## Description of the task:
Records follow. Select each line holding "name".

[Stored data]

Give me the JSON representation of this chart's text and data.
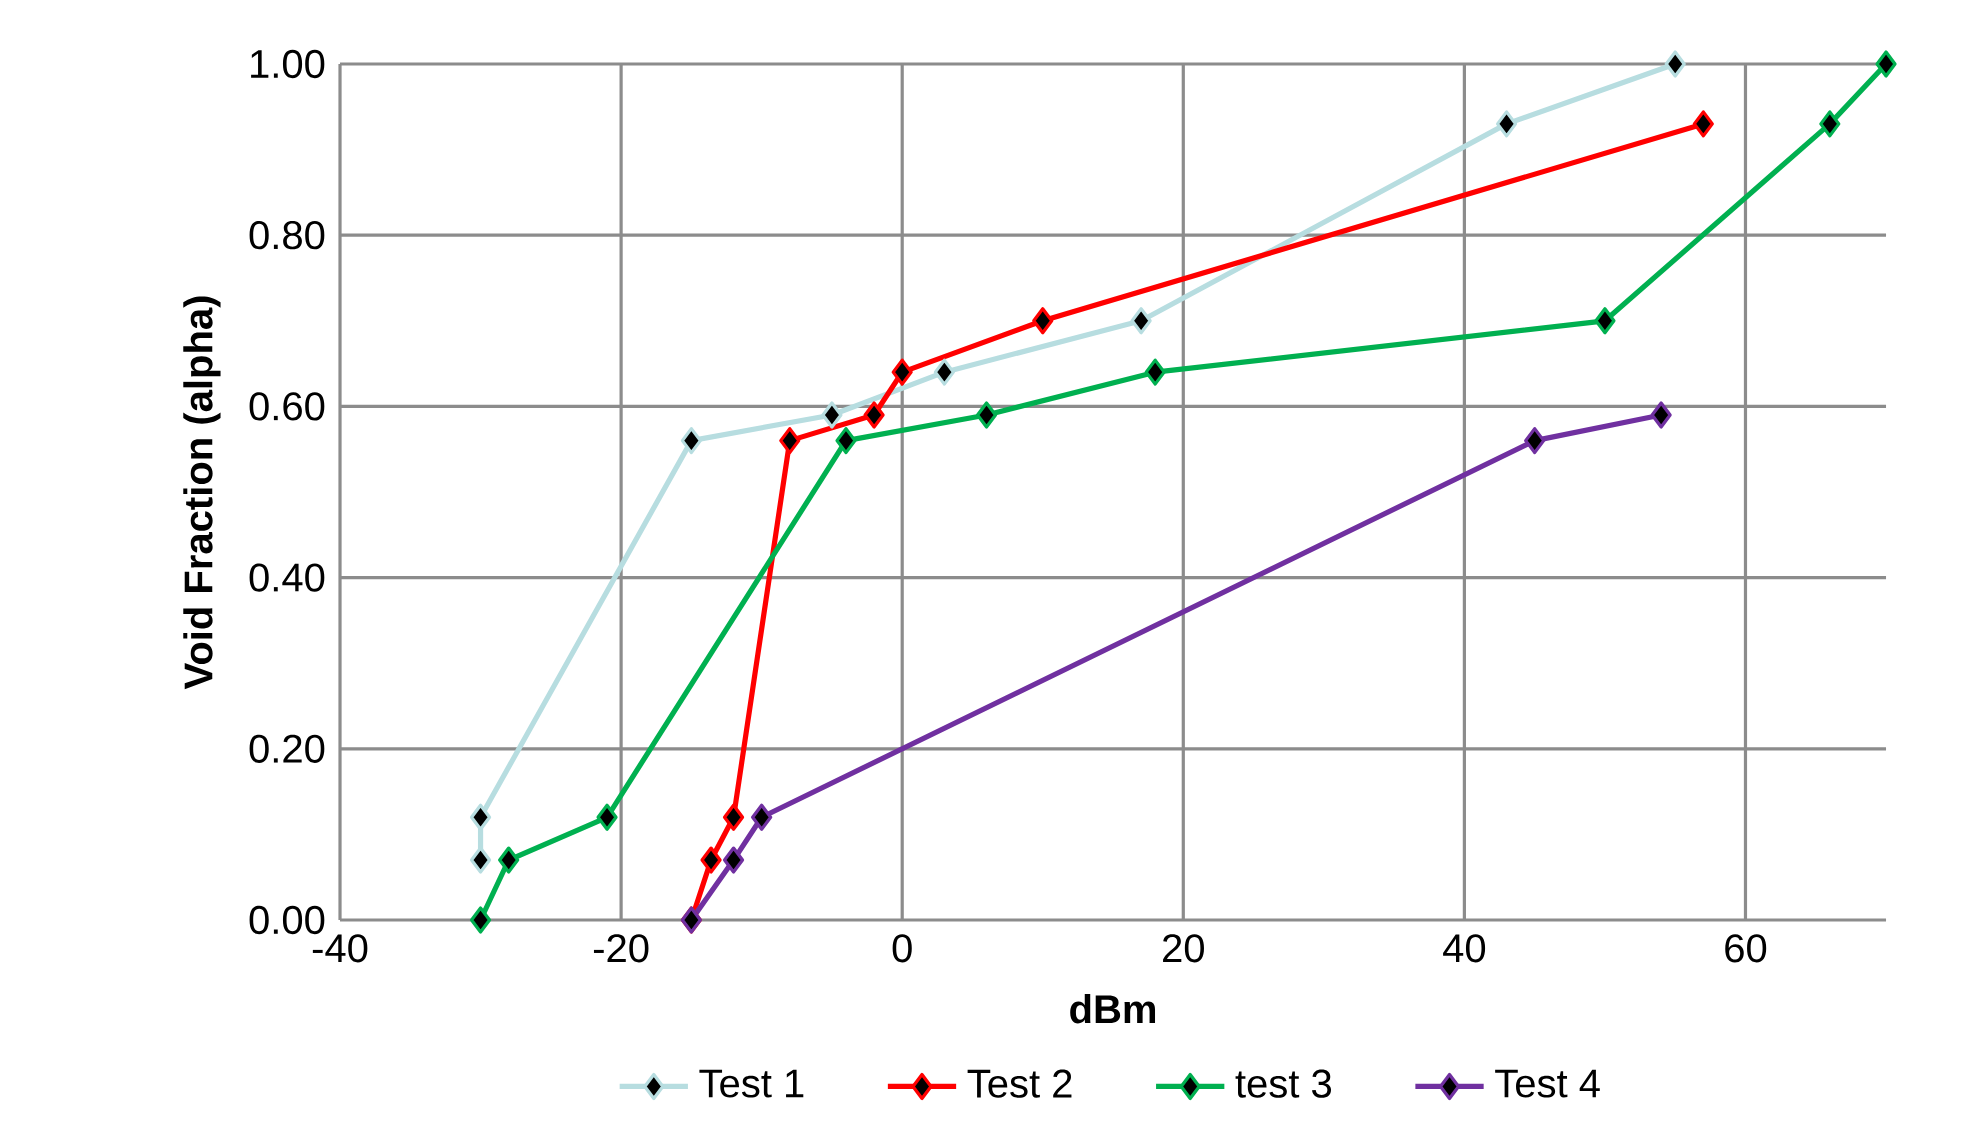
{
  "chart_data": {
    "type": "line",
    "xlabel": "dBm",
    "ylabel": "Void Fraction (alpha)",
    "xlim": [
      -40,
      70
    ],
    "xticks": [
      -40,
      -20,
      0,
      20,
      40,
      60
    ],
    "ylim": [
      0,
      1
    ],
    "yticks": [
      {
        "value": 0,
        "label": "0.00"
      },
      {
        "value": 0.2,
        "label": "0.20"
      },
      {
        "value": 0.4,
        "label": "0.40"
      },
      {
        "value": 0.6,
        "label": "0.60"
      },
      {
        "value": 0.8,
        "label": "0.80"
      },
      {
        "value": 1,
        "label": "1.00"
      }
    ],
    "grid": true,
    "legend": "bottom",
    "marker": "diamond",
    "line_style": "solid",
    "series": [
      {
        "name": "Test 1",
        "color": "#b7dde0",
        "x": [
          -30,
          -30,
          -15,
          -5,
          3,
          17,
          43,
          55
        ],
        "values": [
          0.07,
          0.12,
          0.56,
          0.59,
          0.64,
          0.7,
          0.93,
          1.0
        ]
      },
      {
        "name": "Test 2",
        "color": "#ff0000",
        "x": [
          -15,
          -13.6,
          -12,
          -8,
          -2,
          0,
          10,
          57
        ],
        "values": [
          0,
          0.07,
          0.12,
          0.56,
          0.59,
          0.64,
          0.7,
          0.93
        ]
      },
      {
        "name": "test 3",
        "color": "#00b050",
        "x": [
          -30,
          -28,
          -21,
          -4,
          6,
          18,
          50,
          66,
          70
        ],
        "values": [
          0,
          0.07,
          0.12,
          0.56,
          0.59,
          0.64,
          0.7,
          0.93,
          1.0
        ]
      },
      {
        "name": "Test 4",
        "color": "#7030a0",
        "x": [
          -15,
          -12,
          -10,
          45,
          54
        ],
        "values": [
          0,
          0.07,
          0.12,
          0.56,
          0.59
        ]
      }
    ]
  }
}
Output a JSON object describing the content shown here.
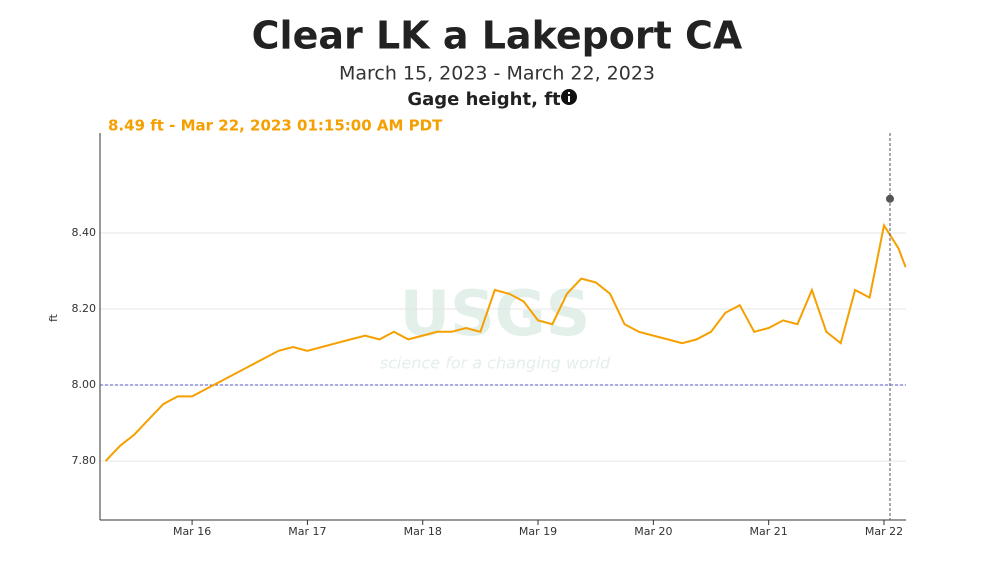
{
  "chart_data": {
    "type": "line",
    "title": "Clear LK a Lakeport CA",
    "subtitle": "March 15, 2023 - March 22, 2023",
    "y_label_title": "Gage height, ft",
    "ylabel": "ft",
    "watermark": [
      "USGS",
      "science for a changing world"
    ],
    "highlight": {
      "x": "2023-03-22T01:15",
      "value": 8.49,
      "label": "8.49 ft - Mar 22, 2023 01:15:00 AM PDT"
    },
    "reference_line": 8,
    "xlim": [
      "2023-03-15T04:50",
      "2023-03-22T04:35"
    ],
    "xticks": [
      {
        "value": "2023-03-16T00:00",
        "label": "Mar 16"
      },
      {
        "value": "2023-03-17T00:00",
        "label": "Mar 17"
      },
      {
        "value": "2023-03-18T00:00",
        "label": "Mar 18"
      },
      {
        "value": "2023-03-19T00:00",
        "label": "Mar 19"
      },
      {
        "value": "2023-03-20T00:00",
        "label": "Mar 20"
      },
      {
        "value": "2023-03-21T00:00",
        "label": "Mar 21"
      },
      {
        "value": "2023-03-22T00:00",
        "label": "Mar 22"
      }
    ],
    "ylim": [
      7.645,
      8.663
    ],
    "yticks": [
      {
        "value": 7.8,
        "label": "7.80"
      },
      {
        "value": 8.0,
        "label": "8.00"
      },
      {
        "value": 8.2,
        "label": "8.20"
      },
      {
        "value": 8.4,
        "label": "8.40"
      }
    ],
    "grid": true,
    "x": [
      "2023-03-15T06:00",
      "2023-03-15T09:00",
      "2023-03-15T12:00",
      "2023-03-15T15:00",
      "2023-03-15T18:00",
      "2023-03-15T21:00",
      "2023-03-16T00:00",
      "2023-03-16T03:00",
      "2023-03-16T06:00",
      "2023-03-16T09:00",
      "2023-03-16T12:00",
      "2023-03-16T15:00",
      "2023-03-16T18:00",
      "2023-03-16T21:00",
      "2023-03-17T00:00",
      "2023-03-17T03:00",
      "2023-03-17T06:00",
      "2023-03-17T09:00",
      "2023-03-17T12:00",
      "2023-03-17T15:00",
      "2023-03-17T18:00",
      "2023-03-17T21:00",
      "2023-03-18T00:00",
      "2023-03-18T03:00",
      "2023-03-18T06:00",
      "2023-03-18T09:00",
      "2023-03-18T12:00",
      "2023-03-18T15:00",
      "2023-03-18T18:00",
      "2023-03-18T21:00",
      "2023-03-19T00:00",
      "2023-03-19T03:00",
      "2023-03-19T06:00",
      "2023-03-19T09:00",
      "2023-03-19T12:00",
      "2023-03-19T15:00",
      "2023-03-19T18:00",
      "2023-03-19T21:00",
      "2023-03-20T00:00",
      "2023-03-20T03:00",
      "2023-03-20T06:00",
      "2023-03-20T09:00",
      "2023-03-20T12:00",
      "2023-03-20T15:00",
      "2023-03-20T18:00",
      "2023-03-20T21:00",
      "2023-03-21T00:00",
      "2023-03-21T03:00",
      "2023-03-21T06:00",
      "2023-03-21T09:00",
      "2023-03-21T12:00",
      "2023-03-21T15:00",
      "2023-03-21T18:00",
      "2023-03-21T21:00",
      "2023-03-22T00:00",
      "2023-03-22T03:00",
      "2023-03-22T04:30"
    ],
    "series": [
      {
        "name": "Gage height",
        "color": "#f5a000",
        "values": [
          7.8,
          7.84,
          7.87,
          7.91,
          7.95,
          7.97,
          7.97,
          7.99,
          8.01,
          8.03,
          8.05,
          8.07,
          8.09,
          8.1,
          8.09,
          8.1,
          8.11,
          8.12,
          8.13,
          8.12,
          8.14,
          8.12,
          8.13,
          8.14,
          8.14,
          8.15,
          8.14,
          8.25,
          8.24,
          8.22,
          8.17,
          8.16,
          8.24,
          8.28,
          8.27,
          8.24,
          8.16,
          8.14,
          8.13,
          8.12,
          8.11,
          8.12,
          8.14,
          8.19,
          8.21,
          8.14,
          8.15,
          8.17,
          8.16,
          8.25,
          8.14,
          8.11,
          8.25,
          8.23,
          8.42,
          8.36,
          8.31
        ]
      }
    ]
  }
}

## Reply:
        "name": "Test 1",
        "name": "Test 2",
        "name": "test 3",
        "name": "Test 4",
        "name": "Gage height",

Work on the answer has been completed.